= Text segment =
+--

Egg Bakes & Quiche Dishes

Vegetarian Lasagna

Ingredients:

1 tbsp (15 mL) butter
1 garlic clove, finely chopped
¼ cup (50 mL) chopped onion
1-7 ½ oz (213 mL) can tomato sauce
2 cups (500 mL) canned tomatoes
1 tsp (5 ml) brown sugar
1 tsp (5 mL) basil
½ tsp (2 mL) oregano
¼ tsp (1 mL) salt
1 bay leaf

Casserole
¼ lb (125 g) lasagna noodles (approximately 6)
1 cup (250 mL) creamed cottage cheese
1 egg slightly beaten
2 tbsp (25 L) chopped parsley
¼ tsp (1 mL) salt
¼ tsp (1 mL) pepper
¼ cup (50 ml) grated Parmesan cheese
5 hard-cooked eggs, sliced
8 oz (250 g) Mozzarella cheese, shredded

Instructions:

To prepare sauce, melt butter in large saucepan. Sauté garlic and onion until tender, but not brown. Add remaining sauce ingredients and simmer slowly for 30 minutes, stirring occasionally. Remove bay leaf. (Sauce may be cooked in advance and refrigerated or frozen).

+--

(Recorded data)
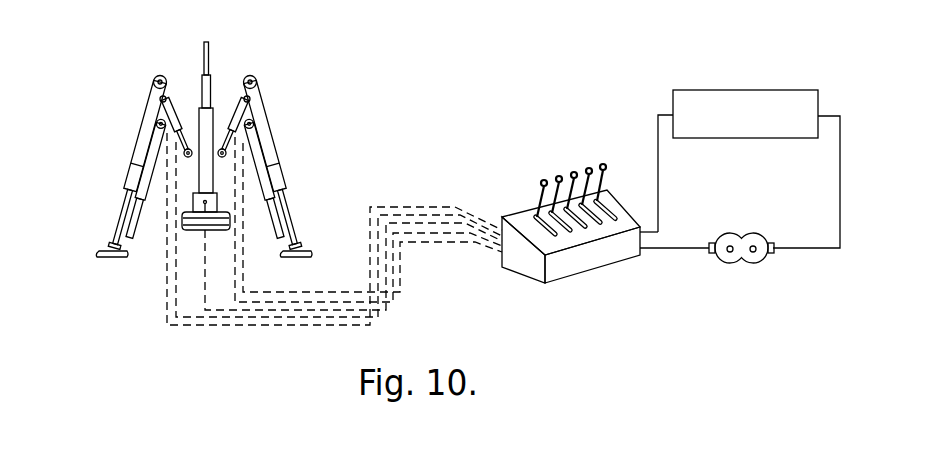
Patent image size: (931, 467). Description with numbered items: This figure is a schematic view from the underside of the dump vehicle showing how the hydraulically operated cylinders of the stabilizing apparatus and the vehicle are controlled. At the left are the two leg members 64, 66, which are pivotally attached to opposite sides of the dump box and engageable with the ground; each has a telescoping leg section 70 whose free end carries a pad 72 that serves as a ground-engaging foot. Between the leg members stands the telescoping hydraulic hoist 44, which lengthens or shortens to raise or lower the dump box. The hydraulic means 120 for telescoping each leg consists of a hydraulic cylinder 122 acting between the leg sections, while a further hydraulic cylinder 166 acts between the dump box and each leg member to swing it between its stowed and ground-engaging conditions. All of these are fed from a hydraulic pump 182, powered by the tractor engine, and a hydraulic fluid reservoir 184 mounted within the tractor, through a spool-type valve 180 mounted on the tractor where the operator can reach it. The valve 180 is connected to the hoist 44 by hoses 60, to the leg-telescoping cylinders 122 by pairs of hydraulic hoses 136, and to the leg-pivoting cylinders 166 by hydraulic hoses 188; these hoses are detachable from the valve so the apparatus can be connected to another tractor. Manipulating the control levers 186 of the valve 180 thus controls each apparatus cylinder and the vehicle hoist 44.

The hydraulic hoist 44 is at (215, 80).
The hoses 60 is at (207, 247).
The leg member 64 is at (272, 100).
The leg member 66 is at (146, 98).
The leg section 70 is at (122, 198).
The pad 72 is at (100, 250).
The hydraulic means for slidably moving 120 is at (147, 218).
The hydraulic cylinder 122 is at (135, 167).
The hydraulic hoses 136 is at (310, 296).
The hydraulic cylinder 166 is at (183, 120).
The spool-type valve 180 is at (565, 283).
The hydraulic pump 182 is at (743, 233).
The hydraulic fluid reservoir 184 is at (760, 90).
The control levers 186 is at (559, 158).
The hydraulic hoses 188 is at (423, 217).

+--

= Aim 1 =
Reproduce the part of the vegetarian lasagna recipe from "1 tbsp (15 mL)" up to and including "noodles (approximately 6)".
= Aim 2 =
Supply the next part of the vegetarian lasagna recipe, continuing from where it stops.

= Task output 1 =
1 tbsp (15 mL) butter
1 garlic clove, finely chopped
¼ cup (50 mL) chopped onion
1-7 ½ oz (213 mL) can tomato sauce
2 cups (500 mL) canned tomatoes
1 tsp (5 ml) brown sugar
1 tsp (5 mL) basil
½ tsp (2 mL) oregano
¼ tsp (1 mL) salt
1 bay leaf

Casserole
¼ lb (125 g) lasagna noodles (approximately 6)

= Task output 2 =
To prepare casserole, cook lasagna noodles according to package directions. Rinse with cold water and lay on paper towels to dry.

Preheat oven to 400°F (200°C). Combine cottage cheese, eggs parsley, salt, pepper and Parmesan cheese. Spread 1/3 of sauce in shallow medium-size baking dish. Arrange in layers, ½ of the lasagna, ½ of the cottage cheese mixture, ½ of the eggs and ½ of the Mozzarella cheese. Repeat sauce and layers, ending with cheese. Bake in a preheated 400°F (200°C) oven for 35 to 40 minutes. Garnish with parsley. Let stand 5 minutes before serving.

Makes 4 servings.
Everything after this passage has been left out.